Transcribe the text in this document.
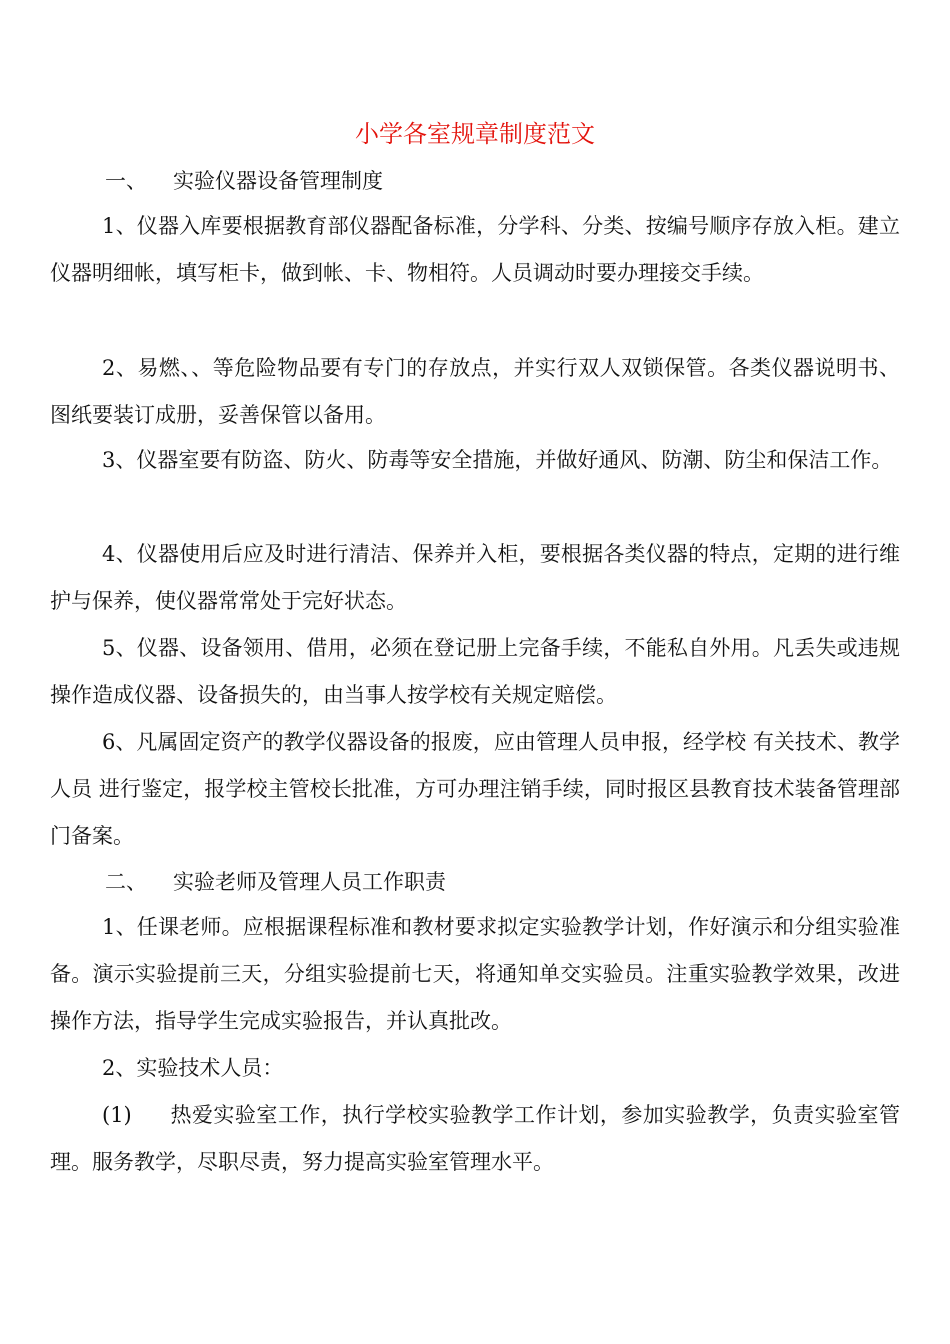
小学各室规章制度范文
一、 实验仪器设备管理制度

1、仪器入库要根据教育部仪器配备标准，分学科、分类、按编号顺序存放入柜。建立仪器明细帐，填写柜卡，做到帐、卡、物相符。人员调动时要办理接交手续。

2、易燃、、等危险物品要有专门的存放点，并实行双人双锁保管。各类仪器说明书、图纸要装订成册，妥善保管以备用。

3、仪器室要有防盗、防火、防毒等安全措施，并做好通风、防潮、防尘和保洁工作。

4、仪器使用后应及时进行清洁、保养并入柜，要根据各类仪器的特点，定期的进行维护与保养，使仪器常常处于完好状态。

5、仪器、设备领用、借用，必须在登记册上完备手续，不能私自外用。凡丢失或违规操作造成仪器、设备损失的，由当事人按学校有关规定赔偿。

6、凡属固定资产的教学仪器设备的报废，应由管理人员申报，经学校 有关技术、教学人员 进行鉴定，报学校主管校长批准，方可办理注销手续，同时报区县教育技术装备管理部门备案。

二、 实验老师及管理人员工作职责

1、任课老师。应根据课程标准和教材要求拟定实验教学计划，作好演示和分组实验准备。演示实验提前三天，分组实验提前七天，将通知单交实验员。注重实验教学效果，改进操作方法，指导学生完成实验报告，并认真批改。

2、实验技术人员：

(1) 热爱实验室工作，执行学校实验教学工作计划，参加实验教学，负责实验室管理。服务教学，尽职尽责，努力提高实验室管理水平。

★ ★ ★

TASK TO COMPLETE: Transcribe the preceding listing in its entirety and with exact wording, leaving out pictures.

RESULT BELOW:
Transcribe the text in this document.
小学各室规章制度范文
一、 实验仪器设备管理制度

1、仪器入库要根据教育部仪器配备标准，分学科、分类、按编号顺序存放入柜。建立仪器明细帐，填写柜卡，做到帐、卡、物相符。人员调动时要办理接交手续。

2、易燃、、等危险物品要有专门的存放点，并实行双人双锁保管。各类仪器说明书、图纸要装订成册，妥善保管以备用。

3、仪器室要有防盗、防火、防毒等安全措施，并做好通风、防潮、防尘和保洁工作。

4、仪器使用后应及时进行清洁、保养并入柜，要根据各类仪器的特点，定期的进行维护与保养，使仪器常常处于完好状态。

5、仪器、设备领用、借用，必须在登记册上完备手续，不能私自外用。凡丢失或违规操作造成仪器、设备损失的，由当事人按学校有关规定赔偿。

6、凡属固定资产的教学仪器设备的报废，应由管理人员申报，经学校 有关技术、教学人员 进行鉴定，报学校主管校长批准，方可办理注销手续，同时报区县教育技术装备管理部门备案。

二、 实验老师及管理人员工作职责

1、任课老师。应根据课程标准和教材要求拟定实验教学计划，作好演示和分组实验准备。演示实验提前三天，分组实验提前七天，将通知单交实验员。注重实验教学效果，改进操作方法，指导学生完成实验报告，并认真批改。

2、实验技术人员：

(1) 热爱实验室工作，执行学校实验教学工作计划，参加实验教学，负责实验室管理。服务教学，尽职尽责，努力提高实验室管理水平。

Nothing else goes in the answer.